> _WHAT THE TASK REQUIRES_
Return all the data below as it stands, minus the pictures.

((

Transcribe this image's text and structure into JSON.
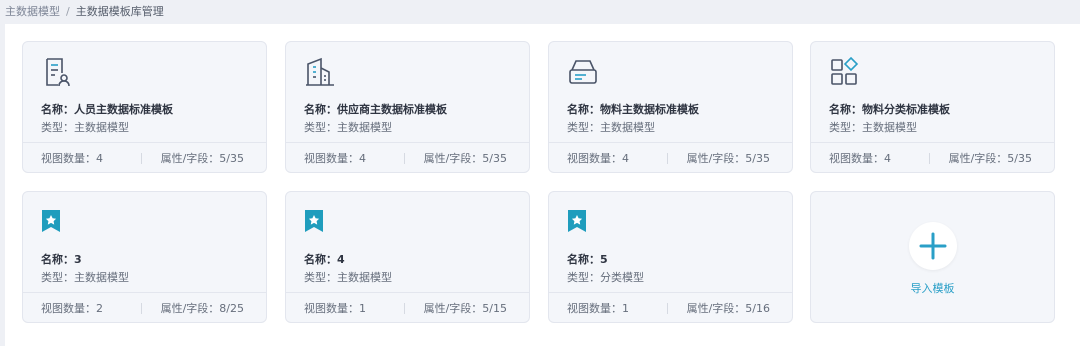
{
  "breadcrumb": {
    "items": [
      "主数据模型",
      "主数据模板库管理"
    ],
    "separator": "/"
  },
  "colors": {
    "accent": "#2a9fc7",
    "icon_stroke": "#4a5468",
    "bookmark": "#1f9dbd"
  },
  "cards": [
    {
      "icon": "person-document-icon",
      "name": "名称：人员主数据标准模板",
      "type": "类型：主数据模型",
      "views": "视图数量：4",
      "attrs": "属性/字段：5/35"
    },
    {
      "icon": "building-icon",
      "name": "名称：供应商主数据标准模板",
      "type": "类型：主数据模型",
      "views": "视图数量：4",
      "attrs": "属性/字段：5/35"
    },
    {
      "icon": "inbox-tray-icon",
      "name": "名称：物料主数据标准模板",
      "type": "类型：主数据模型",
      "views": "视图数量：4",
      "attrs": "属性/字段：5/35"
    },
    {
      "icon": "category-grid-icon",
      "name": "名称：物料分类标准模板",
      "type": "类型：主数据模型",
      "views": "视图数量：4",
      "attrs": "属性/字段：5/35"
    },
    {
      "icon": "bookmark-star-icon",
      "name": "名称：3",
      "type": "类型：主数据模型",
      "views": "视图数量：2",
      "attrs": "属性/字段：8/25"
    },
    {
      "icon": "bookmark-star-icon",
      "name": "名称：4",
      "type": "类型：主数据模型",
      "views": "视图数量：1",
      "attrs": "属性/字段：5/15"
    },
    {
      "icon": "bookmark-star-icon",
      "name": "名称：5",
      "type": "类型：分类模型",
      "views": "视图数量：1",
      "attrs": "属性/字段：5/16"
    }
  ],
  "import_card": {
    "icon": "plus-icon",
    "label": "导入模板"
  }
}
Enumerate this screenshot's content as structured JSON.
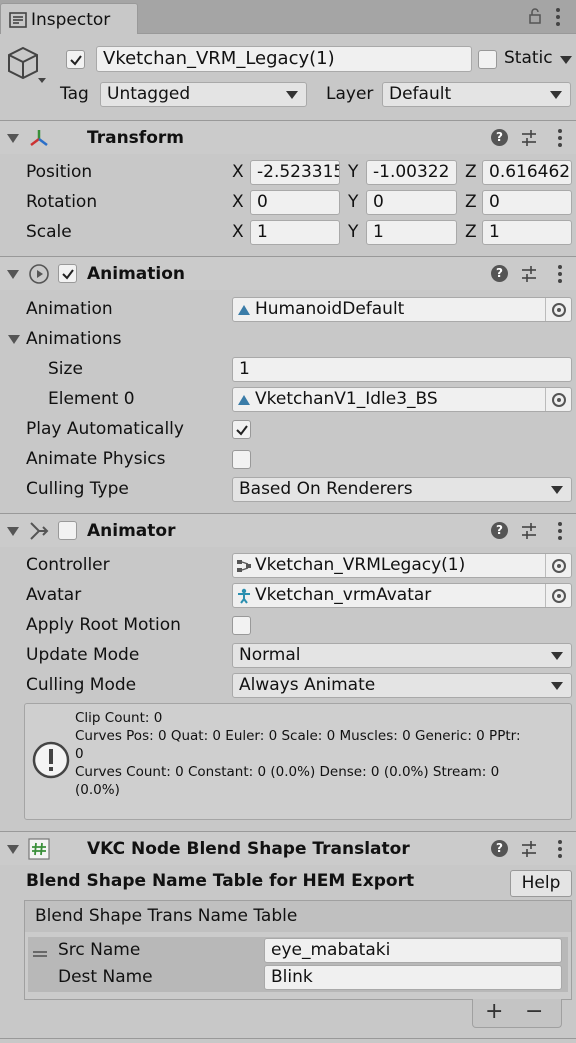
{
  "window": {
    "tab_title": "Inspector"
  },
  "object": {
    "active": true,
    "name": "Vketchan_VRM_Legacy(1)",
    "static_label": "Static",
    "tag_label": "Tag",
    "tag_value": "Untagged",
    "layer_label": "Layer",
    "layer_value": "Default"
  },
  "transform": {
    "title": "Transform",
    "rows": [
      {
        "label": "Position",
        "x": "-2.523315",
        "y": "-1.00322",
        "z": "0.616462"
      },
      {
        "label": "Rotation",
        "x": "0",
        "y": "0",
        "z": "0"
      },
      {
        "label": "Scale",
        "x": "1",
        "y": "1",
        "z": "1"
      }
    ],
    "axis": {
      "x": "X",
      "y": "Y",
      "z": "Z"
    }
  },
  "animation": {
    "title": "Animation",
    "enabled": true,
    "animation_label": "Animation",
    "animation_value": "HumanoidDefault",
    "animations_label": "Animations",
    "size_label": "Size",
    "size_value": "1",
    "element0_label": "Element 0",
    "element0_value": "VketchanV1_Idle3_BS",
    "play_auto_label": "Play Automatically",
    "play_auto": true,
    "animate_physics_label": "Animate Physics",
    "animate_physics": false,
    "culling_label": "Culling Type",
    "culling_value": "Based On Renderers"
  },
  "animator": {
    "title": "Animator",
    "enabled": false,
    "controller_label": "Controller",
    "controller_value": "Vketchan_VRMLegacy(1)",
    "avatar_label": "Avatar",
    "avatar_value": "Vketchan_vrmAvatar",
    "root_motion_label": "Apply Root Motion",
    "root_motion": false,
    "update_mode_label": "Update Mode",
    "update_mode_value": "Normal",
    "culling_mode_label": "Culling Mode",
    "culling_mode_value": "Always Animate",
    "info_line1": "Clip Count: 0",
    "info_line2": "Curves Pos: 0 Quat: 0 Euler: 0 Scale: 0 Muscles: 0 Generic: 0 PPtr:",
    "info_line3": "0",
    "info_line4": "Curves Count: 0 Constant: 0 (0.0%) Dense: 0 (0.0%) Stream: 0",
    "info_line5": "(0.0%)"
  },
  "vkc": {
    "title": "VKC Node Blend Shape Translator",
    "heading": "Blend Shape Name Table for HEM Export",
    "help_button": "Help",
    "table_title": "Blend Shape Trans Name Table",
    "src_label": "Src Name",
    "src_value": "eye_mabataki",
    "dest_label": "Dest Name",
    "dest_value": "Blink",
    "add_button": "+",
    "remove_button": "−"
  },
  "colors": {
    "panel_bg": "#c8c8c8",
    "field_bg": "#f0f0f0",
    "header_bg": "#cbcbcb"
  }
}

))

> _FINISHED TASK_
Transcribe this image's text and structure into JSON.
{
  "breadcrumb": {
    "items": [
      "主数据模型",
      "主数据模板库管理"
    ],
    "separator": "/"
  },
  "colors": {
    "accent": "#2a9fc7",
    "icon_stroke": "#4a5468",
    "bookmark": "#1f9dbd"
  },
  "cards": [
    {
      "icon": "person-document-icon",
      "name": "名称：人员主数据标准模板",
      "type": "类型：主数据模型",
      "views": "视图数量：4",
      "attrs": "属性/字段：5/35"
    },
    {
      "icon": "building-icon",
      "name": "名称：供应商主数据标准模板",
      "type": "类型：主数据模型",
      "views": "视图数量：4",
      "attrs": "属性/字段：5/35"
    },
    {
      "icon": "inbox-tray-icon",
      "name": "名称：物料主数据标准模板",
      "type": "类型：主数据模型",
      "views": "视图数量：4",
      "attrs": "属性/字段：5/35"
    },
    {
      "icon": "category-grid-icon",
      "name": "名称：物料分类标准模板",
      "type": "类型：主数据模型",
      "views": "视图数量：4",
      "attrs": "属性/字段：5/35"
    },
    {
      "icon": "bookmark-star-icon",
      "name": "名称：3",
      "type": "类型：主数据模型",
      "views": "视图数量：2",
      "attrs": "属性/字段：8/25"
    },
    {
      "icon": "bookmark-star-icon",
      "name": "名称：4",
      "type": "类型：主数据模型",
      "views": "视图数量：1",
      "attrs": "属性/字段：5/15"
    },
    {
      "icon": "bookmark-star-icon",
      "name": "名称：5",
      "type": "类型：分类模型",
      "views": "视图数量：1",
      "attrs": "属性/字段：5/16"
    }
  ],
  "import_card": {
    "icon": "plus-icon",
    "label": "导入模板"
  }
}
Enumerate this screenshot's content as structured JSON.
{
  "window": {
    "tab_title": "Inspector"
  },
  "object": {
    "active": true,
    "name": "Vketchan_VRM_Legacy(1)",
    "static_label": "Static",
    "tag_label": "Tag",
    "tag_value": "Untagged",
    "layer_label": "Layer",
    "layer_value": "Default"
  },
  "transform": {
    "title": "Transform",
    "rows": [
      {
        "label": "Position",
        "x": "-2.523315",
        "y": "-1.00322",
        "z": "0.616462"
      },
      {
        "label": "Rotation",
        "x": "0",
        "y": "0",
        "z": "0"
      },
      {
        "label": "Scale",
        "x": "1",
        "y": "1",
        "z": "1"
      }
    ],
    "axis": {
      "x": "X",
      "y": "Y",
      "z": "Z"
    }
  },
  "animation": {
    "title": "Animation",
    "enabled": true,
    "animation_label": "Animation",
    "animation_value": "HumanoidDefault",
    "animations_label": "Animations",
    "size_label": "Size",
    "size_value": "1",
    "element0_label": "Element 0",
    "element0_value": "VketchanV1_Idle3_BS",
    "play_auto_label": "Play Automatically",
    "play_auto": true,
    "animate_physics_label": "Animate Physics",
    "animate_physics": false,
    "culling_label": "Culling Type",
    "culling_value": "Based On Renderers"
  },
  "animator": {
    "title": "Animator",
    "enabled": false,
    "controller_label": "Controller",
    "controller_value": "Vketchan_VRMLegacy(1)",
    "avatar_label": "Avatar",
    "avatar_value": "Vketchan_vrmAvatar",
    "root_motion_label": "Apply Root Motion",
    "root_motion": false,
    "update_mode_label": "Update Mode",
    "update_mode_value": "Normal",
    "culling_mode_label": "Culling Mode",
    "culling_mode_value": "Always Animate",
    "info_line1": "Clip Count: 0",
    "info_line2": "Curves Pos: 0 Quat: 0 Euler: 0 Scale: 0 Muscles: 0 Generic: 0 PPtr:",
    "info_line3": "0",
    "info_line4": "Curves Count: 0 Constant: 0 (0.0%) Dense: 0 (0.0%) Stream: 0",
    "info_line5": "(0.0%)"
  },
  "vkc": {
    "title": "VKC Node Blend Shape Translator",
    "heading": "Blend Shape Name Table for HEM Export",
    "help_button": "Help",
    "table_title": "Blend Shape Trans Name Table",
    "src_label": "Src Name",
    "src_value": "eye_mabataki",
    "dest_label": "Dest Name",
    "dest_value": "Blink",
    "add_button": "+",
    "remove_button": "−"
  },
  "colors": {
    "panel_bg": "#c8c8c8",
    "field_bg": "#f0f0f0",
    "header_bg": "#cbcbcb"
  }
}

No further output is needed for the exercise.